## Material provided
START

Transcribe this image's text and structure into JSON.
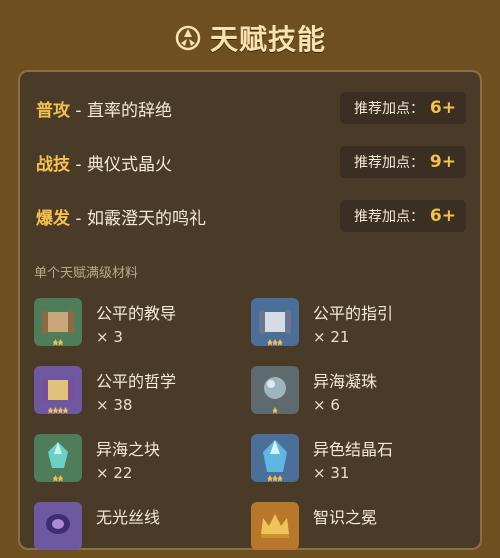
{
  "header": {
    "title": "天赋技能",
    "icon": "talent-symbol-icon"
  },
  "skills": [
    {
      "kind": "普攻",
      "sep": " - ",
      "name": "直率的辞绝",
      "rec_label": "推荐加点：",
      "rec_value": "6+"
    },
    {
      "kind": "战技",
      "sep": " - ",
      "name": "典仪式晶火",
      "rec_label": "推荐加点：",
      "rec_value": "9+"
    },
    {
      "kind": "爆发",
      "sep": " - ",
      "name": "如霰澄天的鸣礼",
      "rec_label": "推荐加点：",
      "rec_value": "6+"
    }
  ],
  "materials": {
    "section_title": "单个天赋满级材料",
    "items": [
      {
        "name": "公平的教导",
        "count": "× 3",
        "icon": "scroll-green-icon",
        "stars": 2,
        "color": "#4f7d5a"
      },
      {
        "name": "公平的指引",
        "count": "× 21",
        "icon": "scroll-blue-icon",
        "stars": 3,
        "color": "#4c6f9a"
      },
      {
        "name": "公平的哲学",
        "count": "× 38",
        "icon": "scroll-purple-icon",
        "stars": 4,
        "color": "#6e58a0"
      },
      {
        "name": "异海凝珠",
        "count": "× 6",
        "icon": "pearl-icon",
        "stars": 1,
        "color": "#5f6a6e"
      },
      {
        "name": "异海之块",
        "count": "× 22",
        "icon": "crystal-chunk-icon",
        "stars": 2,
        "color": "#4f7d5a"
      },
      {
        "name": "异色结晶石",
        "count": "× 31",
        "icon": "crystal-gem-icon",
        "stars": 3,
        "color": "#4c6f9a"
      },
      {
        "name": "无光丝线",
        "count": "",
        "icon": "silk-thread-icon",
        "stars": 0,
        "color": "#6e58a0"
      },
      {
        "name": "智识之冕",
        "count": "",
        "icon": "crown-icon",
        "stars": 0,
        "color": "#b9772c"
      }
    ]
  },
  "colors": {
    "background": "#6e4f20",
    "panel": "#4a3b28",
    "accent": "#f4c14e"
  }
}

END

## Given exercise
In the records above, find each line with the word "name" and copy it.

## Finished exercise
      "name": "直率的辞绝",
      "name": "典仪式晶火",
      "name": "如霰澄天的鸣礼",
        "name": "公平的教导",
        "name": "公平的指引",
        "name": "公平的哲学",
        "name": "异海凝珠",
        "name": "异海之块",
        "name": "异色结晶石",
        "name": "无光丝线",
        "name": "智识之冕",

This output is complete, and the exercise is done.